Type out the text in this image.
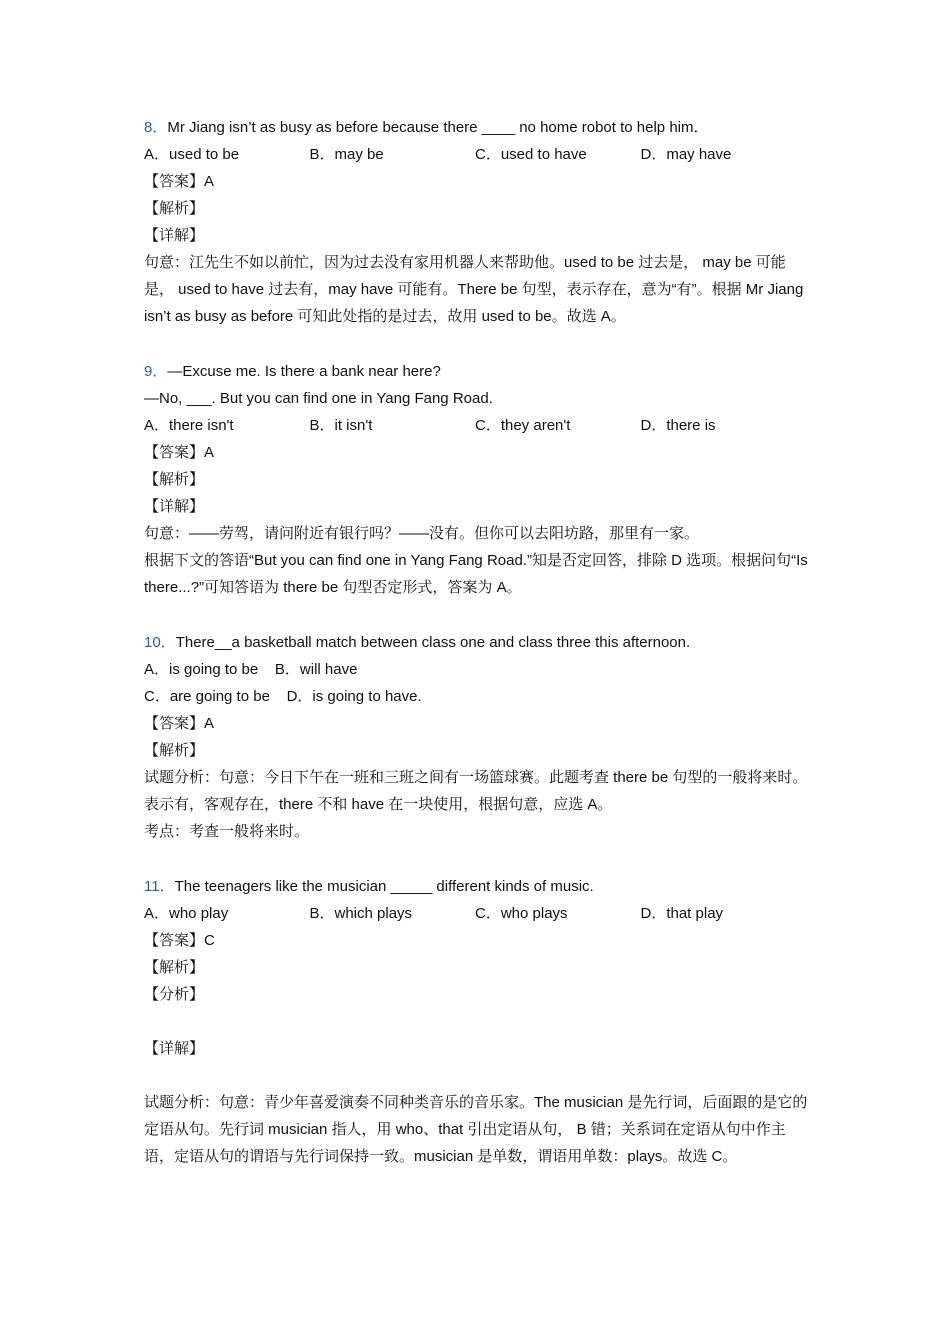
8．Mr Jiang isn’t as busy as before because there ____ no home robot to help him．
A．used to be	B．may be	C．used to have	D．may have
【答案】A
【解析】
【详解】
句意：江先生不如以前忙，因为过去没有家用机器人来帮助他。used to be 过去是， may be 可能是， used to have 过去有，may have 可能有。There be 句型，表示存在，意为“有”。根据 Mr Jiang isn’t as busy as before 可知此处指的是过去，故用 used to be。故选 A。
9．—Excuse me. Is there a bank near here?
—No, ___. But you can find one in Yang Fang Road.
A．there isn't	B．it isn't	C．they aren't	D．there is
【答案】A
【解析】
【详解】
句意：——劳驾，请问附近有银行吗？——没有。但你可以去阳坊路，那里有一家。
根据下文的答语“But you can find one in Yang Fang Road.”知是否定回答，排除 D 选项。根据问句“Is there...?”可知答语为 there be 句型否定形式，答案为 A。
10．There__a basketball match between class one and class three this afternoon.
A．is going to be    B．will have
C．are going to be    D．is going to have.
【答案】A
【解析】
试题分析：句意：今日下午在一班和三班之间有一场篮球赛。此题考查 there be 句型的一般将来时。表示有，客观存在，there 不和 have 在一块使用，根据句意，应选 A。
考点：考查一般将来时。
11．The teenagers like the musician _____ different kinds of music.
A．who play	B．which plays	C．who plays	D．that play
【答案】C
【解析】
【分析】
【详解】
试题分析：句意：青少年喜爱演奏不同种类音乐的音乐家。The musician 是先行词，后面跟的是它的定语从句。先行词 musician 指人，用 who、that 引出定语从句， B 错；关系词在定语从句中作主语，定语从句的谓语与先行词保持一致。musician 是单数，谓语用单数：plays。故选 C。
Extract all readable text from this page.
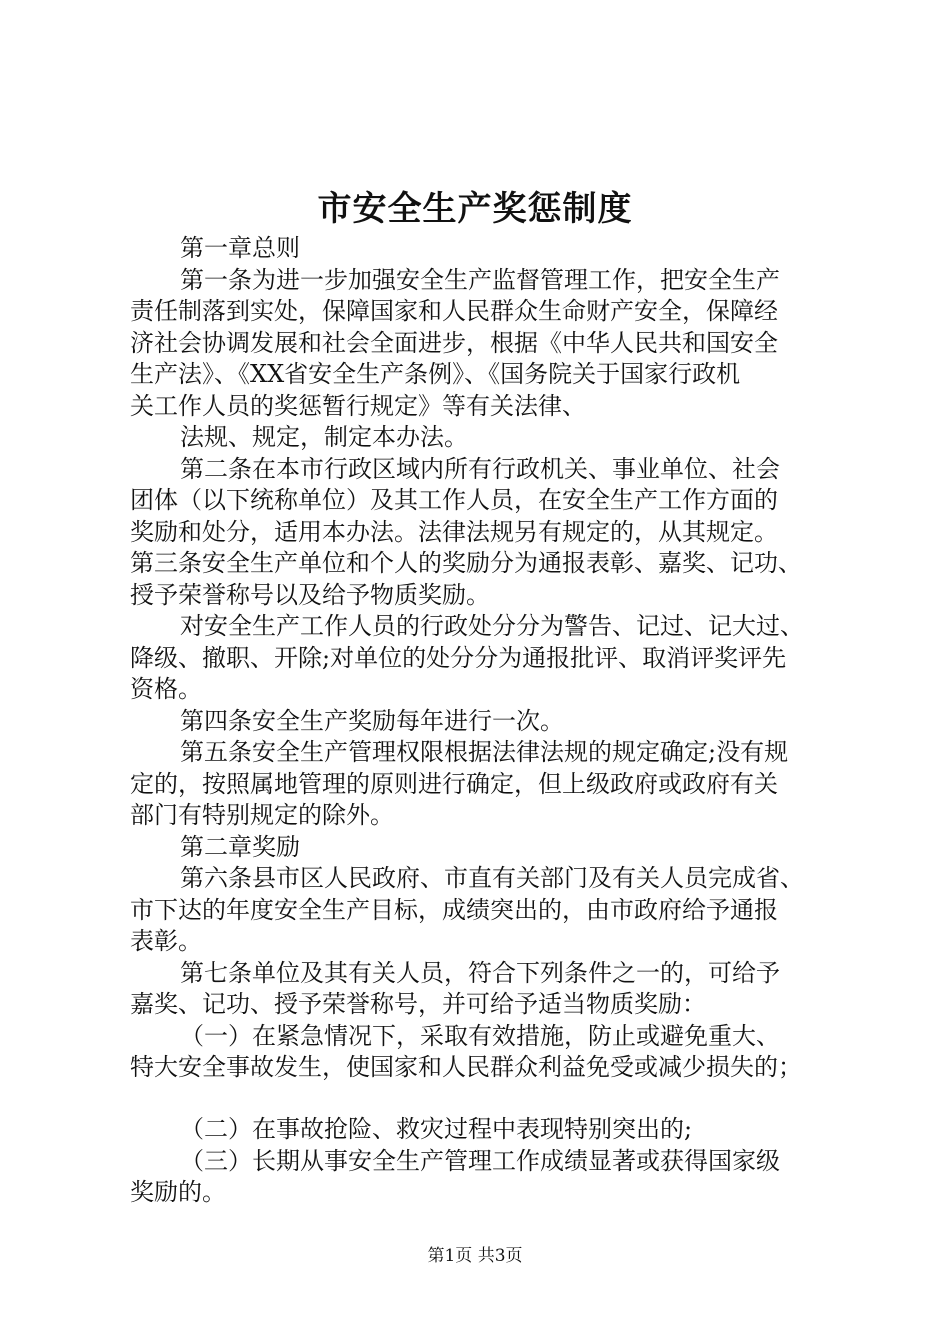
市安全生产奖惩制度
第一章总则
第一条为进一步加强安全生产监督管理工作，把安全生产
责任制落到实处，保障国家和人民群众生命财产安全，保障经
济社会协调发展和社会全面进步，根据《中华人民共和国安全
生产法》、《XX省安全生产条例》、《国务院关于国家行政机
关工作人员的奖惩暂行规定》等有关法律、
法规、规定，制定本办法。
第二条在本市行政区域内所有行政机关、事业单位、社会
团体（以下统称单位）及其工作人员，在安全生产工作方面的
奖励和处分，适用本办法。法律法规另有规定的，从其规定。
第三条安全生产单位和个人的奖励分为通报表彰、嘉奖、记功、
授予荣誉称号以及给予物质奖励。
对安全生产工作人员的行政处分分为警告、记过、记大过、
降级、撤职、开除;对单位的处分分为通报批评、取消评奖评先
资格。
第四条安全生产奖励每年进行一次。
第五条安全生产管理权限根据法律法规的规定确定;没有规
定的，按照属地管理的原则进行确定，但上级政府或政府有关
部门有特别规定的除外。
第二章奖励
第六条县市区人民政府、市直有关部门及有关人员完成省、
市下达的年度安全生产目标，成绩突出的，由市政府给予通报
表彰。
第七条单位及其有关人员，符合下列条件之一的，可给予
嘉奖、记功、授予荣誉称号，并可给予适当物质奖励：
（一）在紧急情况下，采取有效措施，防止或避免重大、
特大安全事故发生，使国家和人民群众利益免受或减少损失的；
（二）在事故抢险、救灾过程中表现特别突出的;
（三）长期从事安全生产管理工作成绩显著或获得国家级
奖励的。
第1页 共3页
:::
▶ _WHAT TO DO_: Exclude the pictures and repeat every other part of the records word for word.

▶ _SOLUTION BELOW_:
Type out the text in this image.
8．Mr Jiang isn’t as busy as before because there ____ no home robot to help him．
A．used to be	B．may be	C．used to have	D．may have
【答案】A
【解析】
【详解】
句意：江先生不如以前忙，因为过去没有家用机器人来帮助他。used to be 过去是， may be 可能是， used to have 过去有，may have 可能有。There be 句型，表示存在，意为“有”。根据 Mr Jiang isn’t as busy as before 可知此处指的是过去，故用 used to be。故选 A。
9．—Excuse me. Is there a bank near here?
—No, ___. But you can find one in Yang Fang Road.
A．there isn't	B．it isn't	C．they aren't	D．there is
【答案】A
【解析】
【详解】
句意：——劳驾，请问附近有银行吗？——没有。但你可以去阳坊路，那里有一家。
根据下文的答语“But you can find one in Yang Fang Road.”知是否定回答，排除 D 选项。根据问句“Is there...?”可知答语为 there be 句型否定形式，答案为 A。
10．There__a basketball match between class one and class three this afternoon.
A．is going to be    B．will have
C．are going to be    D．is going to have.
【答案】A
【解析】
试题分析：句意：今日下午在一班和三班之间有一场篮球赛。此题考查 there be 句型的一般将来时。表示有，客观存在，there 不和 have 在一块使用，根据句意，应选 A。
考点：考查一般将来时。
11．The teenagers like the musician _____ different kinds of music.
A．who play	B．which plays	C．who plays	D．that play
【答案】C
【解析】
【分析】
【详解】
试题分析：句意：青少年喜爱演奏不同种类音乐的音乐家。The musician 是先行词，后面跟的是它的定语从句。先行词 musician 指人，用 who、that 引出定语从句， B 错；关系词在定语从句中作主语，定语从句的谓语与先行词保持一致。musician 是单数，谓语用单数：plays。故选 C。
Extract all readable text from this page.
市安全生产奖惩制度
第一章总则
第一条为进一步加强安全生产监督管理工作，把安全生产
责任制落到实处，保障国家和人民群众生命财产安全，保障经
济社会协调发展和社会全面进步，根据《中华人民共和国安全
生产法》、《XX省安全生产条例》、《国务院关于国家行政机
关工作人员的奖惩暂行规定》等有关法律、
法规、规定，制定本办法。
第二条在本市行政区域内所有行政机关、事业单位、社会
团体（以下统称单位）及其工作人员，在安全生产工作方面的
奖励和处分，适用本办法。法律法规另有规定的，从其规定。
第三条安全生产单位和个人的奖励分为通报表彰、嘉奖、记功、
授予荣誉称号以及给予物质奖励。
对安全生产工作人员的行政处分分为警告、记过、记大过、
降级、撤职、开除;对单位的处分分为通报批评、取消评奖评先
资格。
第四条安全生产奖励每年进行一次。
第五条安全生产管理权限根据法律法规的规定确定;没有规
定的，按照属地管理的原则进行确定，但上级政府或政府有关
部门有特别规定的除外。
第二章奖励
第六条县市区人民政府、市直有关部门及有关人员完成省、
市下达的年度安全生产目标，成绩突出的，由市政府给予通报
表彰。
第七条单位及其有关人员，符合下列条件之一的，可给予
嘉奖、记功、授予荣誉称号，并可给予适当物质奖励：
（一）在紧急情况下，采取有效措施，防止或避免重大、
特大安全事故发生，使国家和人民群众利益免受或减少损失的；
（二）在事故抢险、救灾过程中表现特别突出的;
（三）长期从事安全生产管理工作成绩显著或获得国家级
奖励的。
第1页 共3页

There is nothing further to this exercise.